Please transcribe the records precisely; pictures stay out of your copy.

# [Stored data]

= = = =

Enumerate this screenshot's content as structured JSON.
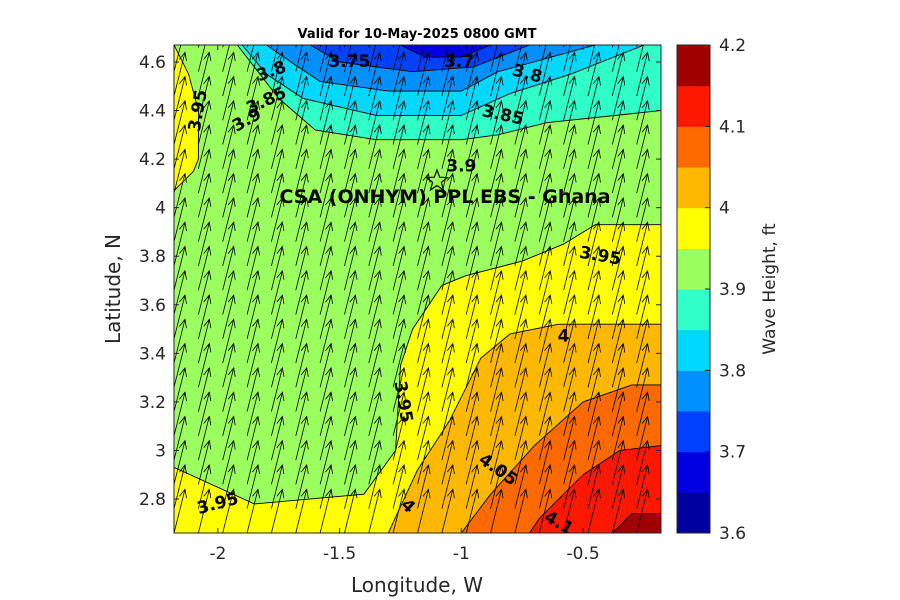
{
  "chart_data": {
    "type": "contour",
    "title": "Valid for 10-May-2025 0800 GMT",
    "xlabel": "Longitude, W",
    "ylabel": "Latitude, N",
    "xlim": [
      -2.18,
      -0.18
    ],
    "ylim": [
      2.66,
      4.67
    ],
    "xticks": [
      -2,
      -1.5,
      -1,
      -0.5
    ],
    "xtick_labels": [
      "-2",
      "-1.5",
      "-1",
      "-0.5"
    ],
    "yticks": [
      2.8,
      3,
      3.2,
      3.4,
      3.6,
      3.8,
      4,
      4.2,
      4.4,
      4.6
    ],
    "ytick_labels": [
      "2.8",
      "3",
      "3.2",
      "3.4",
      "3.6",
      "3.8",
      "4",
      "4.2",
      "4.4",
      "4.6"
    ],
    "colorbar": {
      "label": "Wave Height, ft",
      "min": 3.6,
      "max": 4.2,
      "tick_values": [
        3.6,
        3.7,
        3.8,
        3.9,
        4.0,
        4.1,
        4.2
      ],
      "tick_labels": [
        "3.6",
        "3.7",
        "3.8",
        "3.9",
        "4",
        "4.1",
        "4.2"
      ],
      "colors": [
        "#00009f",
        "#0000e0",
        "#0040ff",
        "#0090ff",
        "#00d8ff",
        "#30ffc8",
        "#9cff60",
        "#ffff00",
        "#ffb800",
        "#ff6a00",
        "#ff1800",
        "#a00000"
      ]
    },
    "regions": [
      {
        "level": 3.85,
        "color": "#30ffc8",
        "polygon": [
          [
            -2.18,
            4.67
          ],
          [
            -0.18,
            4.67
          ],
          [
            -0.18,
            4.4
          ],
          [
            -0.65,
            4.35
          ],
          [
            -0.85,
            4.3
          ],
          [
            -1.0,
            4.28
          ],
          [
            -1.35,
            4.28
          ],
          [
            -1.6,
            4.32
          ],
          [
            -1.75,
            4.45
          ],
          [
            -1.92,
            4.67
          ]
        ]
      },
      {
        "level": 3.8,
        "color": "#00d8ff",
        "polygon": [
          [
            -1.9,
            4.67
          ],
          [
            -0.25,
            4.67
          ],
          [
            -0.55,
            4.55
          ],
          [
            -0.8,
            4.47
          ],
          [
            -1.0,
            4.38
          ],
          [
            -1.35,
            4.38
          ],
          [
            -1.65,
            4.45
          ],
          [
            -1.8,
            4.55
          ]
        ]
      },
      {
        "level": 3.75,
        "color": "#0090ff",
        "polygon": [
          [
            -1.8,
            4.67
          ],
          [
            -0.45,
            4.67
          ],
          [
            -0.85,
            4.56
          ],
          [
            -1.0,
            4.48
          ],
          [
            -1.3,
            4.48
          ],
          [
            -1.58,
            4.52
          ],
          [
            -1.7,
            4.6
          ]
        ]
      },
      {
        "level": 3.7,
        "color": "#0040ff",
        "polygon": [
          [
            -1.62,
            4.67
          ],
          [
            -0.72,
            4.67
          ],
          [
            -0.95,
            4.58
          ],
          [
            -1.2,
            4.56
          ],
          [
            -1.5,
            4.6
          ]
        ]
      },
      {
        "level": 3.65,
        "color": "#0000e0",
        "polygon": [
          [
            -1.25,
            4.67
          ],
          [
            -0.88,
            4.67
          ],
          [
            -1.0,
            4.62
          ],
          [
            -1.15,
            4.62
          ]
        ]
      },
      {
        "level": 3.95,
        "color": "#ffff00",
        "polygon": [
          [
            -2.18,
            4.67
          ],
          [
            -2.18,
            4.07
          ],
          [
            -2.1,
            4.15
          ],
          [
            -2.08,
            4.2
          ],
          [
            -2.08,
            4.4
          ],
          [
            -2.12,
            4.55
          ]
        ]
      },
      {
        "level": 3.95,
        "color": "#ffff00",
        "polygon": [
          [
            -0.18,
            3.93
          ],
          [
            -0.45,
            3.93
          ],
          [
            -0.58,
            3.85
          ],
          [
            -0.75,
            3.78
          ],
          [
            -0.98,
            3.72
          ],
          [
            -1.08,
            3.68
          ],
          [
            -1.2,
            3.5
          ],
          [
            -1.25,
            3.35
          ],
          [
            -1.27,
            3.0
          ],
          [
            -1.4,
            2.82
          ],
          [
            -1.85,
            2.78
          ],
          [
            -2.18,
            2.93
          ],
          [
            -2.18,
            2.66
          ],
          [
            -0.18,
            2.66
          ]
        ]
      },
      {
        "level": 4.0,
        "color": "#ffb800",
        "polygon": [
          [
            -0.18,
            3.52
          ],
          [
            -0.6,
            3.52
          ],
          [
            -0.8,
            3.48
          ],
          [
            -0.92,
            3.38
          ],
          [
            -1.05,
            3.12
          ],
          [
            -1.18,
            2.92
          ],
          [
            -1.3,
            2.66
          ],
          [
            -0.18,
            2.66
          ]
        ]
      },
      {
        "level": 4.05,
        "color": "#ff6a00",
        "polygon": [
          [
            -0.18,
            3.27
          ],
          [
            -0.3,
            3.27
          ],
          [
            -0.5,
            3.2
          ],
          [
            -0.7,
            3.02
          ],
          [
            -0.88,
            2.82
          ],
          [
            -1.0,
            2.66
          ],
          [
            -0.18,
            2.66
          ]
        ]
      },
      {
        "level": 4.1,
        "color": "#ff1800",
        "polygon": [
          [
            -0.18,
            3.02
          ],
          [
            -0.35,
            3.0
          ],
          [
            -0.5,
            2.9
          ],
          [
            -0.68,
            2.72
          ],
          [
            -0.72,
            2.66
          ],
          [
            -0.18,
            2.66
          ]
        ]
      },
      {
        "level": 4.15,
        "color": "#a00000",
        "polygon": [
          [
            -0.18,
            2.74
          ],
          [
            -0.3,
            2.74
          ],
          [
            -0.38,
            2.66
          ],
          [
            -0.18,
            2.66
          ]
        ]
      }
    ],
    "contour_labels": [
      {
        "text": "3.75",
        "x": -1.46,
        "y": 4.6,
        "angle": 0
      },
      {
        "text": "3.7",
        "x": -1.01,
        "y": 4.6,
        "angle": 0
      },
      {
        "text": "3.8",
        "x": -1.78,
        "y": 4.56,
        "angle": 20
      },
      {
        "text": "3.8",
        "x": -0.73,
        "y": 4.55,
        "angle": -15
      },
      {
        "text": "3.85",
        "x": -1.8,
        "y": 4.44,
        "angle": 25
      },
      {
        "text": "3.85",
        "x": -0.83,
        "y": 4.38,
        "angle": -12
      },
      {
        "text": "3.9",
        "x": -1.88,
        "y": 4.36,
        "angle": 30
      },
      {
        "text": "3.9",
        "x": -1.0,
        "y": 4.17,
        "angle": 0
      },
      {
        "text": "3.95",
        "x": -2.08,
        "y": 4.4,
        "angle": 80
      },
      {
        "text": "3.95",
        "x": -0.43,
        "y": 3.8,
        "angle": -10
      },
      {
        "text": "3.95",
        "x": -1.24,
        "y": 3.2,
        "angle": -80
      },
      {
        "text": "3.95",
        "x": -2.0,
        "y": 2.78,
        "angle": 15
      },
      {
        "text": "4",
        "x": -0.58,
        "y": 3.47,
        "angle": 0
      },
      {
        "text": "4",
        "x": -1.22,
        "y": 2.77,
        "angle": -45
      },
      {
        "text": "4.05",
        "x": -0.85,
        "y": 2.92,
        "angle": -35
      },
      {
        "text": "4.1",
        "x": -0.6,
        "y": 2.7,
        "angle": -30
      }
    ],
    "site": {
      "label": "CSA (ONHYM) PPL EBS  - Ghana",
      "x": -1.1,
      "y": 4.11
    },
    "direction_vectors": {
      "x_start": -2.18,
      "x_step": 0.1,
      "y_start": 2.66,
      "y_step": 0.1,
      "dx": 0.045,
      "dy": 0.18
    }
  }
}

= = = =

# [Exercise solution]
Enumerate this screenshot's content as structured JSON.
{
  "chart_data": {
    "type": "contour",
    "title": "Valid for 10-May-2025 0800 GMT",
    "xlabel": "Longitude, W",
    "ylabel": "Latitude, N",
    "xlim": [
      -2.18,
      -0.18
    ],
    "ylim": [
      2.66,
      4.67
    ],
    "xticks": [
      -2,
      -1.5,
      -1,
      -0.5
    ],
    "xtick_labels": [
      "-2",
      "-1.5",
      "-1",
      "-0.5"
    ],
    "yticks": [
      2.8,
      3,
      3.2,
      3.4,
      3.6,
      3.8,
      4,
      4.2,
      4.4,
      4.6
    ],
    "ytick_labels": [
      "2.8",
      "3",
      "3.2",
      "3.4",
      "3.6",
      "3.8",
      "4",
      "4.2",
      "4.4",
      "4.6"
    ],
    "colorbar": {
      "label": "Wave Height, ft",
      "min": 3.6,
      "max": 4.2,
      "tick_values": [
        3.6,
        3.7,
        3.8,
        3.9,
        4.0,
        4.1,
        4.2
      ],
      "tick_labels": [
        "3.6",
        "3.7",
        "3.8",
        "3.9",
        "4",
        "4.1",
        "4.2"
      ],
      "colors": [
        "#00009f",
        "#0000e0",
        "#0040ff",
        "#0090ff",
        "#00d8ff",
        "#30ffc8",
        "#9cff60",
        "#ffff00",
        "#ffb800",
        "#ff6a00",
        "#ff1800",
        "#a00000"
      ]
    },
    "regions": [
      {
        "level": 3.85,
        "color": "#30ffc8",
        "polygon": [
          [
            -2.18,
            4.67
          ],
          [
            -0.18,
            4.67
          ],
          [
            -0.18,
            4.4
          ],
          [
            -0.65,
            4.35
          ],
          [
            -0.85,
            4.3
          ],
          [
            -1.0,
            4.28
          ],
          [
            -1.35,
            4.28
          ],
          [
            -1.6,
            4.32
          ],
          [
            -1.75,
            4.45
          ],
          [
            -1.92,
            4.67
          ]
        ]
      },
      {
        "level": 3.8,
        "color": "#00d8ff",
        "polygon": [
          [
            -1.9,
            4.67
          ],
          [
            -0.25,
            4.67
          ],
          [
            -0.55,
            4.55
          ],
          [
            -0.8,
            4.47
          ],
          [
            -1.0,
            4.38
          ],
          [
            -1.35,
            4.38
          ],
          [
            -1.65,
            4.45
          ],
          [
            -1.8,
            4.55
          ]
        ]
      },
      {
        "level": 3.75,
        "color": "#0090ff",
        "polygon": [
          [
            -1.8,
            4.67
          ],
          [
            -0.45,
            4.67
          ],
          [
            -0.85,
            4.56
          ],
          [
            -1.0,
            4.48
          ],
          [
            -1.3,
            4.48
          ],
          [
            -1.58,
            4.52
          ],
          [
            -1.7,
            4.6
          ]
        ]
      },
      {
        "level": 3.7,
        "color": "#0040ff",
        "polygon": [
          [
            -1.62,
            4.67
          ],
          [
            -0.72,
            4.67
          ],
          [
            -0.95,
            4.58
          ],
          [
            -1.2,
            4.56
          ],
          [
            -1.5,
            4.6
          ]
        ]
      },
      {
        "level": 3.65,
        "color": "#0000e0",
        "polygon": [
          [
            -1.25,
            4.67
          ],
          [
            -0.88,
            4.67
          ],
          [
            -1.0,
            4.62
          ],
          [
            -1.15,
            4.62
          ]
        ]
      },
      {
        "level": 3.95,
        "color": "#ffff00",
        "polygon": [
          [
            -2.18,
            4.67
          ],
          [
            -2.18,
            4.07
          ],
          [
            -2.1,
            4.15
          ],
          [
            -2.08,
            4.2
          ],
          [
            -2.08,
            4.4
          ],
          [
            -2.12,
            4.55
          ]
        ]
      },
      {
        "level": 3.95,
        "color": "#ffff00",
        "polygon": [
          [
            -0.18,
            3.93
          ],
          [
            -0.45,
            3.93
          ],
          [
            -0.58,
            3.85
          ],
          [
            -0.75,
            3.78
          ],
          [
            -0.98,
            3.72
          ],
          [
            -1.08,
            3.68
          ],
          [
            -1.2,
            3.5
          ],
          [
            -1.25,
            3.35
          ],
          [
            -1.27,
            3.0
          ],
          [
            -1.4,
            2.82
          ],
          [
            -1.85,
            2.78
          ],
          [
            -2.18,
            2.93
          ],
          [
            -2.18,
            2.66
          ],
          [
            -0.18,
            2.66
          ]
        ]
      },
      {
        "level": 4.0,
        "color": "#ffb800",
        "polygon": [
          [
            -0.18,
            3.52
          ],
          [
            -0.6,
            3.52
          ],
          [
            -0.8,
            3.48
          ],
          [
            -0.92,
            3.38
          ],
          [
            -1.05,
            3.12
          ],
          [
            -1.18,
            2.92
          ],
          [
            -1.3,
            2.66
          ],
          [
            -0.18,
            2.66
          ]
        ]
      },
      {
        "level": 4.05,
        "color": "#ff6a00",
        "polygon": [
          [
            -0.18,
            3.27
          ],
          [
            -0.3,
            3.27
          ],
          [
            -0.5,
            3.2
          ],
          [
            -0.7,
            3.02
          ],
          [
            -0.88,
            2.82
          ],
          [
            -1.0,
            2.66
          ],
          [
            -0.18,
            2.66
          ]
        ]
      },
      {
        "level": 4.1,
        "color": "#ff1800",
        "polygon": [
          [
            -0.18,
            3.02
          ],
          [
            -0.35,
            3.0
          ],
          [
            -0.5,
            2.9
          ],
          [
            -0.68,
            2.72
          ],
          [
            -0.72,
            2.66
          ],
          [
            -0.18,
            2.66
          ]
        ]
      },
      {
        "level": 4.15,
        "color": "#a00000",
        "polygon": [
          [
            -0.18,
            2.74
          ],
          [
            -0.3,
            2.74
          ],
          [
            -0.38,
            2.66
          ],
          [
            -0.18,
            2.66
          ]
        ]
      }
    ],
    "contour_labels": [
      {
        "text": "3.75",
        "x": -1.46,
        "y": 4.6,
        "angle": 0
      },
      {
        "text": "3.7",
        "x": -1.01,
        "y": 4.6,
        "angle": 0
      },
      {
        "text": "3.8",
        "x": -1.78,
        "y": 4.56,
        "angle": 20
      },
      {
        "text": "3.8",
        "x": -0.73,
        "y": 4.55,
        "angle": -15
      },
      {
        "text": "3.85",
        "x": -1.8,
        "y": 4.44,
        "angle": 25
      },
      {
        "text": "3.85",
        "x": -0.83,
        "y": 4.38,
        "angle": -12
      },
      {
        "text": "3.9",
        "x": -1.88,
        "y": 4.36,
        "angle": 30
      },
      {
        "text": "3.9",
        "x": -1.0,
        "y": 4.17,
        "angle": 0
      },
      {
        "text": "3.95",
        "x": -2.08,
        "y": 4.4,
        "angle": 80
      },
      {
        "text": "3.95",
        "x": -0.43,
        "y": 3.8,
        "angle": -10
      },
      {
        "text": "3.95",
        "x": -1.24,
        "y": 3.2,
        "angle": -80
      },
      {
        "text": "3.95",
        "x": -2.0,
        "y": 2.78,
        "angle": 15
      },
      {
        "text": "4",
        "x": -0.58,
        "y": 3.47,
        "angle": 0
      },
      {
        "text": "4",
        "x": -1.22,
        "y": 2.77,
        "angle": -45
      },
      {
        "text": "4.05",
        "x": -0.85,
        "y": 2.92,
        "angle": -35
      },
      {
        "text": "4.1",
        "x": -0.6,
        "y": 2.7,
        "angle": -30
      }
    ],
    "site": {
      "label": "CSA (ONHYM) PPL EBS  - Ghana",
      "x": -1.1,
      "y": 4.11
    },
    "direction_vectors": {
      "x_start": -2.18,
      "x_step": 0.1,
      "y_start": 2.66,
      "y_step": 0.1,
      "dx": 0.045,
      "dy": 0.18
    }
  }
}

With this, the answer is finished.